Prompt:
In the material below, list every line carrying the string "Trust".

Records from a dataset:
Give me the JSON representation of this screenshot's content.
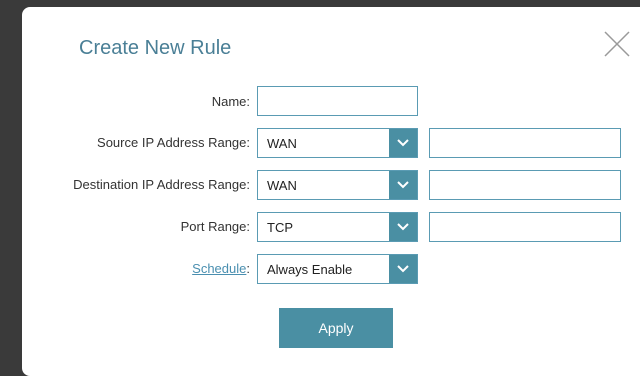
{
  "dialog": {
    "title": "Create New Rule",
    "close_icon": "close-icon"
  },
  "fields": {
    "name": {
      "label": "Name:",
      "value": ""
    },
    "source_ip": {
      "label": "Source IP Address Range:",
      "select_value": "WAN",
      "input_value": ""
    },
    "destination_ip": {
      "label": "Destination IP Address Range:",
      "select_value": "WAN",
      "input_value": ""
    },
    "port_range": {
      "label": "Port Range:",
      "select_value": "TCP",
      "input_value": ""
    },
    "schedule": {
      "label": "Schedule",
      "colon": ":",
      "select_value": "Always Enable"
    }
  },
  "apply_label": "Apply",
  "colors": {
    "accent": "#4a8fa3",
    "title": "#4a7f96",
    "border": "#5a9bb3",
    "link": "#4a8fb0"
  }
}
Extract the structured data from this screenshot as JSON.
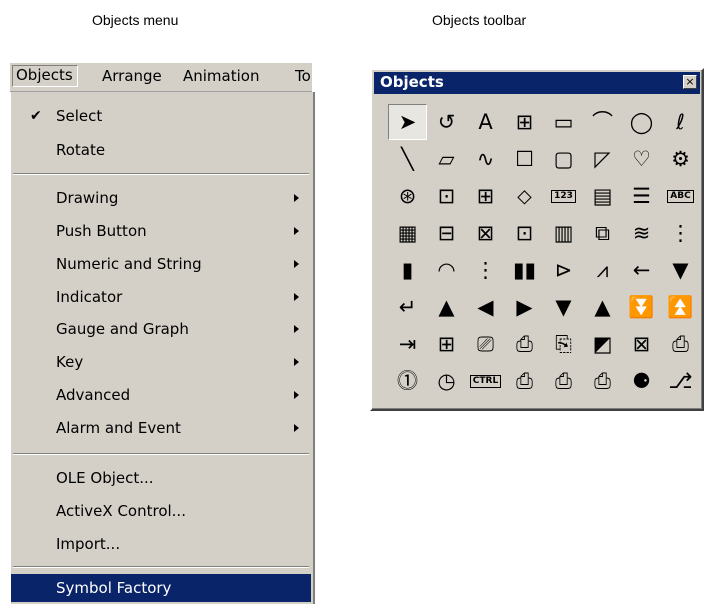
{
  "captions": {
    "menu": "Objects menu",
    "toolbar": "Objects toolbar"
  },
  "menubar": {
    "items": [
      "Objects",
      "Arrange",
      "Animation",
      "To"
    ]
  },
  "menu": {
    "select": "Select",
    "rotate": "Rotate",
    "drawing": "Drawing",
    "push_button": "Push Button",
    "numeric_string": "Numeric and  String",
    "indicator": "Indicator",
    "gauge_graph": "Gauge and Graph",
    "key": "Key",
    "advanced": "Advanced",
    "alarm_event": "Alarm and Event",
    "ole_object": "OLE Object...",
    "activex": "ActiveX Control...",
    "import": "Import...",
    "symbol_factory": "Symbol Factory"
  },
  "toolbar": {
    "title": "Objects",
    "close": "×",
    "glyphs": {
      "select": "➤",
      "rotate": "↺",
      "text": "A",
      "wrap": "⊞",
      "rect_flat": "▭",
      "arc": "⌒",
      "ellipse": "◯",
      "freehand": "ℓ",
      "line": "╲",
      "parallelogram": "▱",
      "polyline": "∿",
      "square": "☐",
      "rounded": "▢",
      "pie": "◸",
      "heart": "♡",
      "gear": "⚙",
      "r3c1": "⊛",
      "r3c2": "⊡",
      "r3c3": "⊞",
      "r3c4": "⬦",
      "r3c5": "123",
      "r3c6": "▤",
      "r3c7": "☰",
      "r3c8": "ABC",
      "r4c1": "▦",
      "r4c2": "⊟",
      "r4c3": "⊠",
      "r4c4": "⊡",
      "r4c5": "▥",
      "r4c6": "⧉",
      "r4c7": "≋",
      "r4c8": "⋮",
      "r5c1": "▮",
      "r5c2": "◠",
      "r5c3": "⋮",
      "r5c4": "▮▮",
      "r5c5": "⊳",
      "r5c6": "⩘",
      "r5c7": "←",
      "r5c8": "▼",
      "r6c1": "↵",
      "r6c2": "▲",
      "r6c3": "◀",
      "r6c4": "▶",
      "r6c5": "▼",
      "r6c6": "▲",
      "r6c7": "⏬",
      "r6c8": "⏫",
      "r7c1": "⇥",
      "r7c2": "⊞",
      "r7c3": "⎚",
      "r7c4": "⎙",
      "r7c5": "⎘",
      "r7c6": "◩",
      "r7c7": "⊠",
      "r7c8": "⎙",
      "r8c1": "⓵",
      "r8c2": "◷",
      "r8c3": "CTRL",
      "r8c4": "⎙",
      "r8c5": "⎙",
      "r8c6": "⎙",
      "r8c7": "⚈",
      "r8c8": "⎇"
    }
  }
}
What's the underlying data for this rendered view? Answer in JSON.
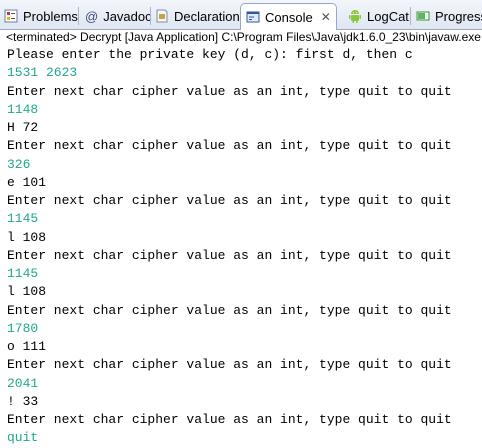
{
  "tabs": [
    {
      "label": "Problems",
      "icon": "problems-icon",
      "active": false
    },
    {
      "label": "Javadoc",
      "icon": "javadoc-icon",
      "active": false
    },
    {
      "label": "Declaration",
      "icon": "declaration-icon",
      "active": false
    },
    {
      "label": "Console",
      "icon": "console-icon",
      "active": true
    },
    {
      "label": "LogCat",
      "icon": "android-icon",
      "active": false
    },
    {
      "label": "Progress",
      "icon": "progress-icon",
      "active": false
    }
  ],
  "console_status": "<terminated> Decrypt [Java Application] C:\\Program Files\\Java\\jdk1.6.0_23\\bin\\javaw.exe",
  "colors": {
    "output": "#000000",
    "user_input": "#1fa98c",
    "tab_border": "#9aa9bf"
  },
  "console_lines": [
    {
      "text": "Please enter the private key (d, c): first d, then c",
      "kind": "output"
    },
    {
      "text": "1531 2623",
      "kind": "input"
    },
    {
      "text": "Enter next char cipher value as an int, type quit to quit",
      "kind": "output"
    },
    {
      "text": "1148",
      "kind": "input"
    },
    {
      "text": "H 72",
      "kind": "output"
    },
    {
      "text": "Enter next char cipher value as an int, type quit to quit",
      "kind": "output"
    },
    {
      "text": "326",
      "kind": "input"
    },
    {
      "text": "e 101",
      "kind": "output"
    },
    {
      "text": "Enter next char cipher value as an int, type quit to quit",
      "kind": "output"
    },
    {
      "text": "1145",
      "kind": "input"
    },
    {
      "text": "l 108",
      "kind": "output"
    },
    {
      "text": "Enter next char cipher value as an int, type quit to quit",
      "kind": "output"
    },
    {
      "text": "1145",
      "kind": "input"
    },
    {
      "text": "l 108",
      "kind": "output"
    },
    {
      "text": "Enter next char cipher value as an int, type quit to quit",
      "kind": "output"
    },
    {
      "text": "1780",
      "kind": "input"
    },
    {
      "text": "o 111",
      "kind": "output"
    },
    {
      "text": "Enter next char cipher value as an int, type quit to quit",
      "kind": "output"
    },
    {
      "text": "2041",
      "kind": "input"
    },
    {
      "text": "! 33",
      "kind": "output"
    },
    {
      "text": "Enter next char cipher value as an int, type quit to quit",
      "kind": "output"
    },
    {
      "text": "quit",
      "kind": "input"
    }
  ]
}
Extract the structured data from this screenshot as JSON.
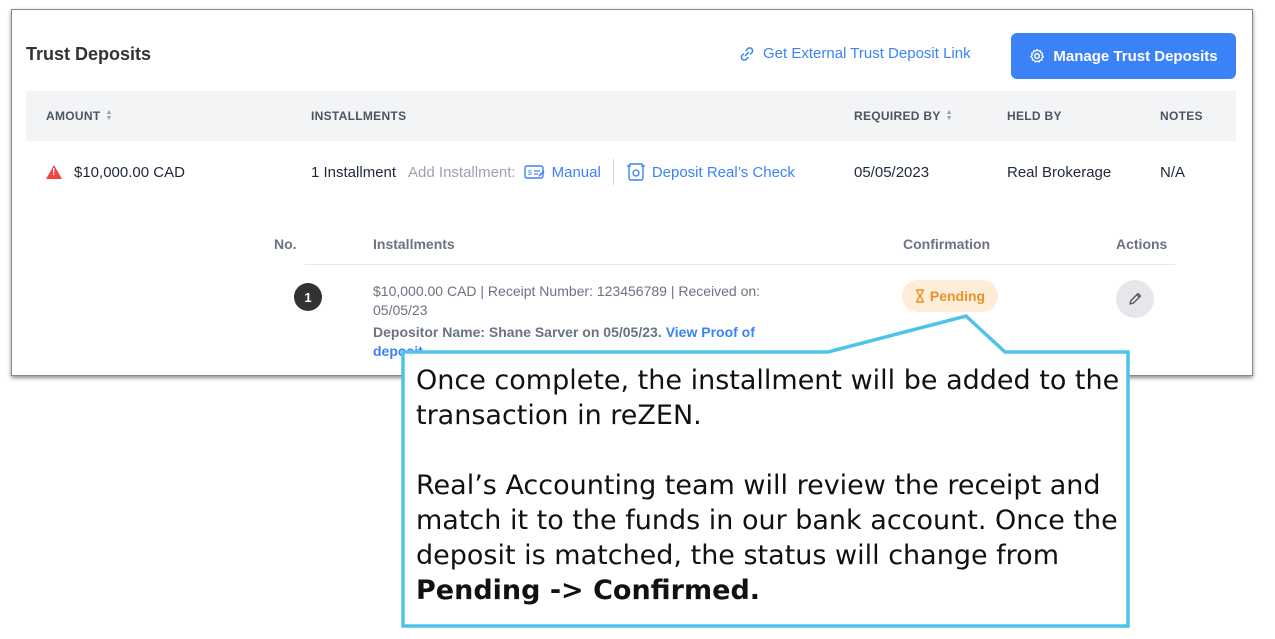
{
  "panel": {
    "title": "Trust Deposits",
    "external_link": "Get External Trust Deposit Link",
    "manage_button": "Manage Trust Deposits"
  },
  "table": {
    "headers": {
      "amount": "AMOUNT",
      "installments": "INSTALLMENTS",
      "required_by": "REQUIRED BY",
      "held_by": "HELD BY",
      "notes": "NOTES"
    },
    "row": {
      "amount": "$10,000.00 CAD",
      "installment_count": "1 Installment",
      "add_installment_label": "Add Installment:",
      "manual": "Manual",
      "deposit_check": "Deposit Real’s Check",
      "required_by": "05/05/2023",
      "held_by": "Real Brokerage",
      "notes": "N/A"
    }
  },
  "installments": {
    "headers": {
      "no": "No.",
      "installments": "Installments",
      "confirmation": "Confirmation",
      "actions": "Actions"
    },
    "items": [
      {
        "number": "1",
        "details": "$10,000.00 CAD | Receipt Number: 123456789 | Received on: 05/05/23",
        "depositor": "Depositor Name: Shane Sarver on 05/05/23.",
        "proof_link": "View Proof of deposit",
        "status": "Pending"
      }
    ]
  },
  "callout": {
    "paragraph1": "Once complete, the installment will be added to the transaction in reZEN.",
    "paragraph2": "Real’s Accounting team will review the receipt and match it to the funds in our bank account. Once the deposit is matched, the status will change from",
    "emphasis": "Pending -> Confirmed.",
    "border_color": "#4dc3e8"
  }
}
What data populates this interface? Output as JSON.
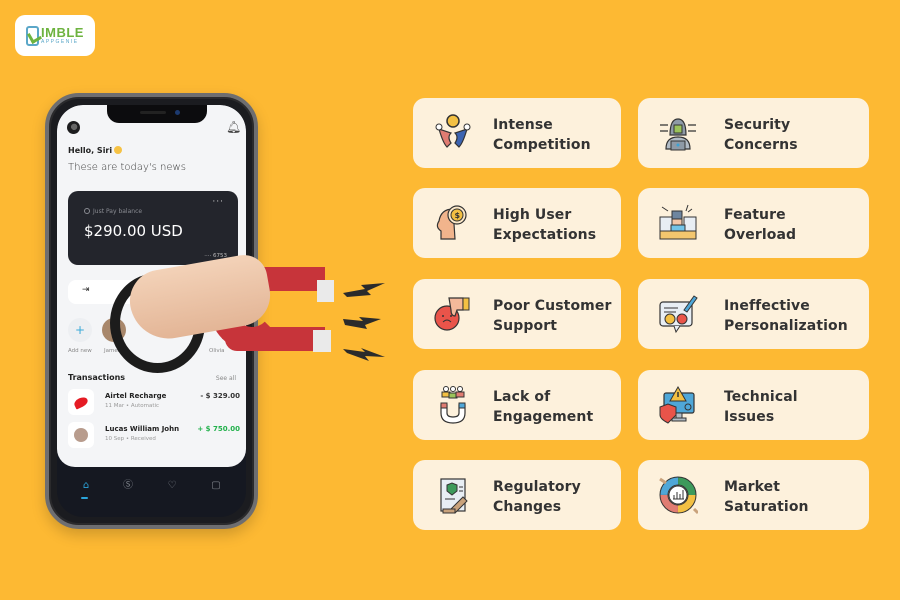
{
  "logo": {
    "main": "NIMBLE",
    "display_main": "IMBLE",
    "sub": "APPGENIE"
  },
  "phone": {
    "greeting": "Hello, Siri",
    "subtitle": "These are today's news",
    "balance_card": {
      "label": "Just Pay balance",
      "amount": "$290.00 USD",
      "menu": "···",
      "card_number": "···· 6753"
    },
    "contacts": [
      {
        "label": "Add new",
        "icon": "plus-icon"
      },
      {
        "label": "James",
        "icon": "avatar"
      },
      {
        "label": "Olivia",
        "icon": "avatar"
      }
    ],
    "transactions_title": "Transactions",
    "see_all": "See all",
    "transactions": [
      {
        "name": "Airtel Recharge",
        "meta": "11 Mar • Automatic",
        "amount": "- $ 329.00",
        "direction": "debit",
        "icon": "airtel-logo"
      },
      {
        "name": "Lucas William John",
        "meta": "10 Sep • Received",
        "amount": "+ $ 750.00",
        "direction": "credit",
        "icon": "avatar"
      }
    ],
    "tabbar": [
      {
        "icon": "home-icon",
        "glyph": "⌂",
        "active": true
      },
      {
        "icon": "dollar-icon",
        "glyph": "Ⓢ",
        "active": false
      },
      {
        "icon": "heart-icon",
        "glyph": "♡",
        "active": false
      },
      {
        "icon": "wallet-icon",
        "glyph": "▢",
        "active": false
      }
    ]
  },
  "colors": {
    "background": "#FDB933",
    "card": "#FDF1DC",
    "text": "#333333",
    "accent_blue": "#2AA3D9",
    "magnet_red": "#C7343A",
    "credit_green": "#22B14C"
  },
  "challenges": [
    {
      "line1": "Intense",
      "line2": "Competition",
      "icon": "competition-icon"
    },
    {
      "line1": "Security",
      "line2": "Concerns",
      "icon": "hacker-icon"
    },
    {
      "line1": "High User",
      "line2": "Expectations",
      "icon": "head-dollar-icon"
    },
    {
      "line1": "Feature",
      "line2": "Overload",
      "icon": "overloaded-worker-icon"
    },
    {
      "line1": "Poor Customer",
      "line2": "Support",
      "icon": "thumbs-down-icon"
    },
    {
      "line1": "Ineffective",
      "line2": "Personalization",
      "icon": "feedback-icon"
    },
    {
      "line1": "Lack of",
      "line2": "Engagement",
      "icon": "magnet-users-icon"
    },
    {
      "line1": "Technical",
      "line2": "Issues",
      "icon": "computer-warning-icon"
    },
    {
      "line1": "Regulatory",
      "line2": "Changes",
      "icon": "legal-document-icon"
    },
    {
      "line1": "Market",
      "line2": "Saturation",
      "icon": "market-chart-icon"
    }
  ]
}
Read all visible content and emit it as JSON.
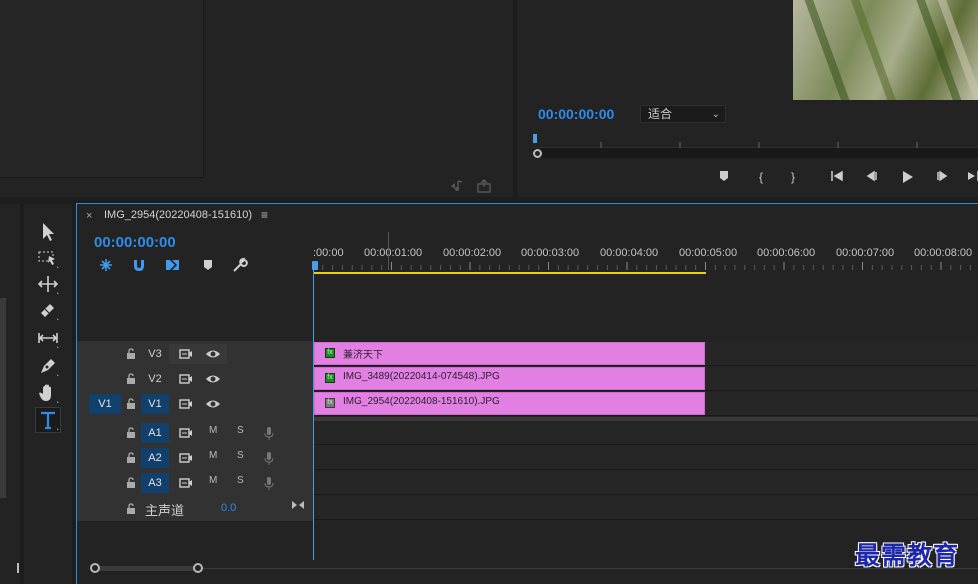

The completed task:
    "title": "Trust Deposits",
    "external_link": "Get External Trust Deposit Link",
    "manage_button": "Manage Trust Deposits"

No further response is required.